[Page extract]

— start —

The Faculty of Computing and Engineering is one of six educational and research faculties of Ulster University. The faculty is made up of four schools and three research institutes. The faculty is spread across the Ulster University at Belfast, Coleraine and Magee campus' of the University. The Faculty represents the university as a member of the Engineering Professors' Council (EPC), which is the representative body for Engineering in UK higher education.

Schools

School of Computing and Information Engineering
The Ulster University School of Computing and Information Engineering (shortened to SCIE) is physically located at the Coleraine campus of Ulster University, in Coleraine, County Londonderry, Northern Ireland.

School of Computing and Intelligent Systems

The Ulster University School of Computing and Intelligent Systems (shortened to SCIS) is physically located at Magee College of the Ulster University, in Derry, County Londonderry, Northern Ireland. SCIS focuses on teaching and research in the main areas of computer science, games, electronics, robotics and multimedia. It currently offers five main undergraduate bachelor's degree programmes in the above areas and three one-year taught postgraduate master's degrees in the areas of creative technologies, intelligent systems and financial services. PhD research opportunities are also available through the research graduate school.

— end —

[Task list]
A. In the passage on Ulster University's Faculty of Computing and Engineering, what are the main areas of teaching and research that the School of Computing and Intelligent Systems focuses on?
B. Extend the passage on Ulster University's Faculty of Computing and Engineering, beginning right after its final sentence.

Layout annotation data
— start —

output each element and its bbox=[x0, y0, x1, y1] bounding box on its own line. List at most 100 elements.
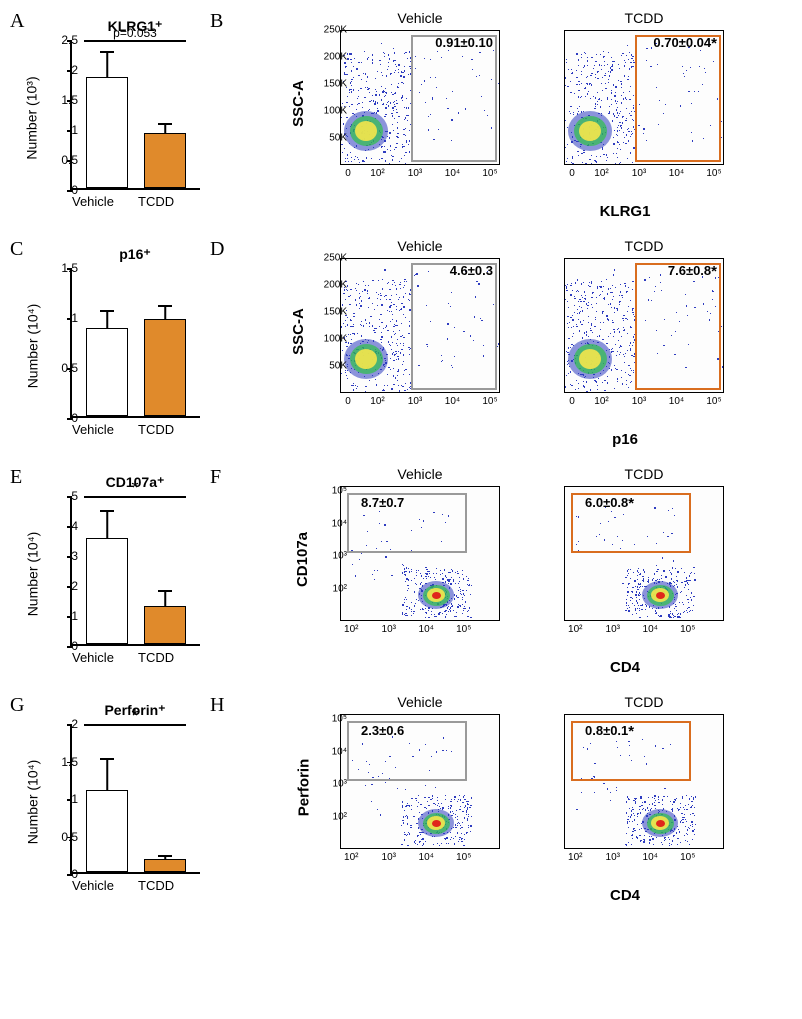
flow-plot-area: 0.8±0.1* bbox=[564, 714, 724, 849]
figure-row: ECD107a⁺Number (10⁴)012345VehicleTCDD*FV… bbox=[10, 466, 792, 686]
bar-panel-G: GPerforin⁺Number (10⁴)00.511.52VehicleTC… bbox=[10, 694, 210, 914]
flow-plot-tcdd: TCDD0.8±0.1*10²10³10⁴10⁵ bbox=[514, 694, 734, 879]
bar-panel-E: ECD107a⁺Number (10⁴)012345VehicleTCDD* bbox=[10, 466, 210, 686]
flow-y-tick: 200K bbox=[324, 52, 347, 63]
flow-x-tick: 0 bbox=[345, 168, 351, 179]
panel-letter: G bbox=[10, 694, 24, 717]
flow-plot-vehicle: Vehicle4.6±0.3SSC-A50K100K150K200K250K01… bbox=[290, 238, 510, 423]
panel-letter: D bbox=[210, 238, 224, 261]
flow-y-tick: 10⁴ bbox=[332, 518, 347, 529]
flow-x-tick: 10³ bbox=[606, 852, 620, 863]
flow-x-tick: 10² bbox=[568, 624, 582, 635]
gate-box bbox=[635, 35, 721, 162]
gate-value: 7.6±0.8* bbox=[668, 263, 717, 280]
flow-plot-tcdd: TCDD6.0±0.8*10²10³10⁴10⁵ bbox=[514, 466, 734, 651]
flow-x-tick: 10³ bbox=[382, 852, 396, 863]
gate-value: 0.91±0.10 bbox=[435, 35, 493, 50]
panel-letter: A bbox=[10, 10, 24, 33]
bar-title: p16⁺ bbox=[70, 246, 200, 263]
flow-plot-area: 0.70±0.04* bbox=[564, 30, 724, 165]
flow-x-tick: 10² bbox=[370, 396, 384, 407]
flow-plot-title: Vehicle bbox=[340, 694, 500, 710]
flow-y-tick: 150K bbox=[324, 79, 347, 90]
flow-x-tick: 10⁵ bbox=[456, 624, 471, 635]
flow-plot-vehicle: Vehicle2.3±0.6Perforin10²10³10⁴10⁵10²10³… bbox=[290, 694, 510, 879]
x-label-tcdd: TCDD bbox=[138, 650, 174, 665]
flow-x-tick: 10⁴ bbox=[419, 852, 434, 863]
gate-box bbox=[411, 263, 497, 390]
flow-y-axis-label: SSC-A bbox=[290, 308, 307, 355]
flow-plot-tcdd: TCDD0.70±0.04*010²10³10⁴10⁵ bbox=[514, 10, 734, 195]
significance-label: * bbox=[84, 706, 186, 727]
figure-row: Cp16⁺Number (10⁴)00.511.5VehicleTCDDDVeh… bbox=[10, 238, 792, 458]
bar-chart-area bbox=[70, 724, 200, 874]
flow-plot-area: 0.91±0.10 bbox=[340, 30, 500, 165]
flow-x-tick: 10⁵ bbox=[706, 396, 721, 407]
x-label-tcdd: TCDD bbox=[138, 194, 174, 209]
flow-plot-area: 6.0±0.8* bbox=[564, 486, 724, 621]
flow-x-axis-label: CD4 bbox=[475, 887, 775, 904]
x-label-vehicle: Vehicle bbox=[72, 650, 114, 665]
x-label-vehicle: Vehicle bbox=[72, 422, 114, 437]
panel-letter: E bbox=[10, 466, 22, 489]
x-label-tcdd: TCDD bbox=[138, 422, 174, 437]
flow-y-tick: 10⁵ bbox=[332, 486, 347, 497]
flow-x-tick: 10² bbox=[594, 396, 608, 407]
panel-letter: H bbox=[210, 694, 224, 717]
significance-label: * bbox=[84, 478, 186, 499]
flow-y-tick: 10² bbox=[333, 583, 347, 594]
flow-x-axis-label: p16 bbox=[475, 431, 775, 448]
flow-x-tick: 10⁵ bbox=[680, 852, 695, 863]
flow-y-axis-label: Perforin bbox=[295, 759, 312, 817]
panel-letter: C bbox=[10, 238, 23, 261]
bar-chart-area bbox=[70, 496, 200, 646]
bar-chart-area bbox=[70, 268, 200, 418]
flow-x-tick: 10⁵ bbox=[706, 168, 721, 179]
flow-x-tick: 10³ bbox=[632, 168, 646, 179]
flow-x-tick: 10² bbox=[370, 168, 384, 179]
flow-x-tick: 10⁵ bbox=[456, 852, 471, 863]
flow-x-tick: 10⁴ bbox=[445, 396, 460, 407]
flow-x-axis-label: KLRG1 bbox=[475, 203, 775, 220]
gate-box bbox=[635, 263, 721, 390]
flow-plot-area: 4.6±0.3 bbox=[340, 258, 500, 393]
gate-value: 0.70±0.04* bbox=[653, 35, 717, 52]
x-label-tcdd: TCDD bbox=[138, 878, 174, 893]
flow-x-tick: 10³ bbox=[408, 396, 422, 407]
bar-tcdd bbox=[144, 606, 186, 644]
bar-tcdd bbox=[144, 133, 186, 188]
flow-y-axis-label: SSC-A bbox=[290, 80, 307, 127]
gate-value: 4.6±0.3 bbox=[450, 263, 493, 278]
bar-vehicle bbox=[86, 77, 128, 188]
significance-label: p=0.053 bbox=[84, 26, 186, 40]
figure-container: AKLRG1⁺Number (10³)00.511.522.5VehicleTC… bbox=[0, 0, 802, 932]
flow-panel-H: HVehicle2.3±0.6Perforin10²10³10⁴10⁵10²10… bbox=[210, 694, 792, 914]
flow-y-tick: 10³ bbox=[333, 779, 347, 790]
flow-y-tick: 10⁵ bbox=[332, 714, 347, 725]
flow-x-tick: 10⁴ bbox=[643, 852, 658, 863]
flow-x-tick: 10² bbox=[594, 168, 608, 179]
flow-x-tick: 10³ bbox=[382, 624, 396, 635]
figure-row: AKLRG1⁺Number (10³)00.511.522.5VehicleTC… bbox=[10, 10, 792, 230]
gate-value: 6.0±0.8* bbox=[585, 495, 634, 512]
x-label-vehicle: Vehicle bbox=[72, 194, 114, 209]
flow-x-tick: 10⁴ bbox=[643, 624, 658, 635]
flow-plot-vehicle: Vehicle8.7±0.7CD107a10²10³10⁴10⁵10²10³10… bbox=[290, 466, 510, 651]
flow-y-tick: 200K bbox=[324, 280, 347, 291]
flow-y-tick: 250K bbox=[324, 25, 347, 36]
flow-plot-title: Vehicle bbox=[340, 10, 500, 26]
flow-x-tick: 10⁵ bbox=[482, 396, 497, 407]
flow-plot-area: 2.3±0.6 bbox=[340, 714, 500, 849]
flow-panel-B: BVehicle0.91±0.10SSC-A50K100K150K200K250… bbox=[210, 10, 792, 230]
flow-y-axis-label: CD107a bbox=[294, 532, 311, 587]
x-label-vehicle: Vehicle bbox=[72, 878, 114, 893]
gate-box bbox=[411, 35, 497, 162]
flow-x-tick: 0 bbox=[569, 396, 575, 407]
flow-y-tick: 50K bbox=[329, 133, 347, 144]
flow-y-tick: 250K bbox=[324, 253, 347, 264]
flow-x-tick: 10² bbox=[344, 624, 358, 635]
bar-vehicle bbox=[86, 538, 128, 645]
flow-panel-D: DVehicle4.6±0.3SSC-A50K100K150K200K250K0… bbox=[210, 238, 792, 458]
flow-plot-tcdd: TCDD7.6±0.8*010²10³10⁴10⁵ bbox=[514, 238, 734, 423]
flow-x-tick: 10⁴ bbox=[669, 168, 684, 179]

— end —

[Task results]
A. computer science, games, electronics, robotics, multimedia

B.
History
SCIS was formed in 2001 through a merger of the School of Computing and Mathematics and School of Engineering on the Magee campus. Professor Martin McGinnity was the first Head of School (HOS) (2001-2005) and he has since moved on to become Director of the Intelligent Systems Research Centre. Professor Liam Maguire is the current HOS (2005 to date). His inaugural professorial lecture took place in March 2009 to an invited audience.

Notable Activities
Students past and present have been taking part in competitions and events organised by leading software companies and industry.
In 2009, students on the games course were participants in an international video games competition, taking part in the 'Dare to be Digital' competition in Edinburgh.
Microsoft Corporation has also collaborated with SCIS in the hosting of the Games Summit, entitled XNAFEST 2009.
In 2008, top computing students were rewarded for their academic achievements in an awards ceremony which saw students receiving prizes from some of the top IT companies in Northern Ireland.

School of Computing and Mathematics
The Ulster University School of Computing and Mathematics (shortened to SCM) is physically located at the Jordanstown campus of Ulster University, in Newtownabbey, County Antrim, Northern Ireland.

School of Engineering
The Ulster University School of Engineering (shortened to SCE) is physically located at the Jordanstown campus in Newtownabbey, County Antrim, Northern Ireland and at the Magee campus of Ulster University in Derry, County Londonderry, Northern Ireland.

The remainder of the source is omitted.